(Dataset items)
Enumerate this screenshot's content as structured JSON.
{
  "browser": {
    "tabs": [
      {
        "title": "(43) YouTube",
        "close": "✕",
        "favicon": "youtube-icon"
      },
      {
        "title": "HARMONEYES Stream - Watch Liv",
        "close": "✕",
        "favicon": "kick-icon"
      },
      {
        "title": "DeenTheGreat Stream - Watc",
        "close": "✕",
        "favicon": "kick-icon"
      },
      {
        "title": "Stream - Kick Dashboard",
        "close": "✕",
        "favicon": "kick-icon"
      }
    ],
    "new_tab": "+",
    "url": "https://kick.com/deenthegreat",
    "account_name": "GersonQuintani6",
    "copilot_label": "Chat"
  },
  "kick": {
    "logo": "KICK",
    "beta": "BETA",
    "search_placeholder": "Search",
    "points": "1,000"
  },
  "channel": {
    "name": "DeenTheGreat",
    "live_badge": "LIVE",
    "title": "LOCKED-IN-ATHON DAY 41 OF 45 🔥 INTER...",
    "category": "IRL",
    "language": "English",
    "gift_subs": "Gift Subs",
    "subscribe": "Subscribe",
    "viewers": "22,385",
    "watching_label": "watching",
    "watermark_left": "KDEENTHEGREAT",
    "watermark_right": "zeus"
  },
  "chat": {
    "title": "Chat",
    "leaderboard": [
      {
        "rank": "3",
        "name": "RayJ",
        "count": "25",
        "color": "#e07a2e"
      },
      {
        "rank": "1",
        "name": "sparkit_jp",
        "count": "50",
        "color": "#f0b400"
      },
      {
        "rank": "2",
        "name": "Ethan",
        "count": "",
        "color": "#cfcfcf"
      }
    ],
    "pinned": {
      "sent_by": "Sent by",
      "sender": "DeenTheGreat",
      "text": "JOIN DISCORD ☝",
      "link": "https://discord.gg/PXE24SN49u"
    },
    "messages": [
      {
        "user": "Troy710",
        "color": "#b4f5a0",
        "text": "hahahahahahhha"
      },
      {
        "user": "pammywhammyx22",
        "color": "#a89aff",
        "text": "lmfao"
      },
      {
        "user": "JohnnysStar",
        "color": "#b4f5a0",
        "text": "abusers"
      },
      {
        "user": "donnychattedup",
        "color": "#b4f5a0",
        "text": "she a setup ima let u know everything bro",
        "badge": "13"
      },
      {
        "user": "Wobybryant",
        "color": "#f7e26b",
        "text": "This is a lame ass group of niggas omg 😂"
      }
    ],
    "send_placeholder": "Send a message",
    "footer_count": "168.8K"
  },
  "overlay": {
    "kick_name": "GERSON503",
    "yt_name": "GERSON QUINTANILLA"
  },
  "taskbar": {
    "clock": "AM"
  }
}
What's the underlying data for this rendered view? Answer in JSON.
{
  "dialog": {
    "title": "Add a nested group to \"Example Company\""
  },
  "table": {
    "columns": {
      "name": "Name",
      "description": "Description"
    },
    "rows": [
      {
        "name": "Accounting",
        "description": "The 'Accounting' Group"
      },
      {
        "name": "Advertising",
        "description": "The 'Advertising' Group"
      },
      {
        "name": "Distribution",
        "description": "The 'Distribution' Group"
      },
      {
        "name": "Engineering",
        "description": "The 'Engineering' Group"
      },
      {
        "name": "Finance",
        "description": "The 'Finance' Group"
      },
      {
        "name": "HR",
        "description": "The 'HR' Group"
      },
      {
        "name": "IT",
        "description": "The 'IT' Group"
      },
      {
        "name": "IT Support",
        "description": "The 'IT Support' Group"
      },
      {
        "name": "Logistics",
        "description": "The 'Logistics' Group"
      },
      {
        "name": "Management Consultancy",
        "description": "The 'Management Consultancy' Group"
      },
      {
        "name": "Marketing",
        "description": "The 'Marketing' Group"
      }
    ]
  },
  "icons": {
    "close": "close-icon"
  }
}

Directions for this task
Every line that holds the string "Support" should be returned.

Task output
        "name": "IT Support",
        "description": "The 'IT Support' Group"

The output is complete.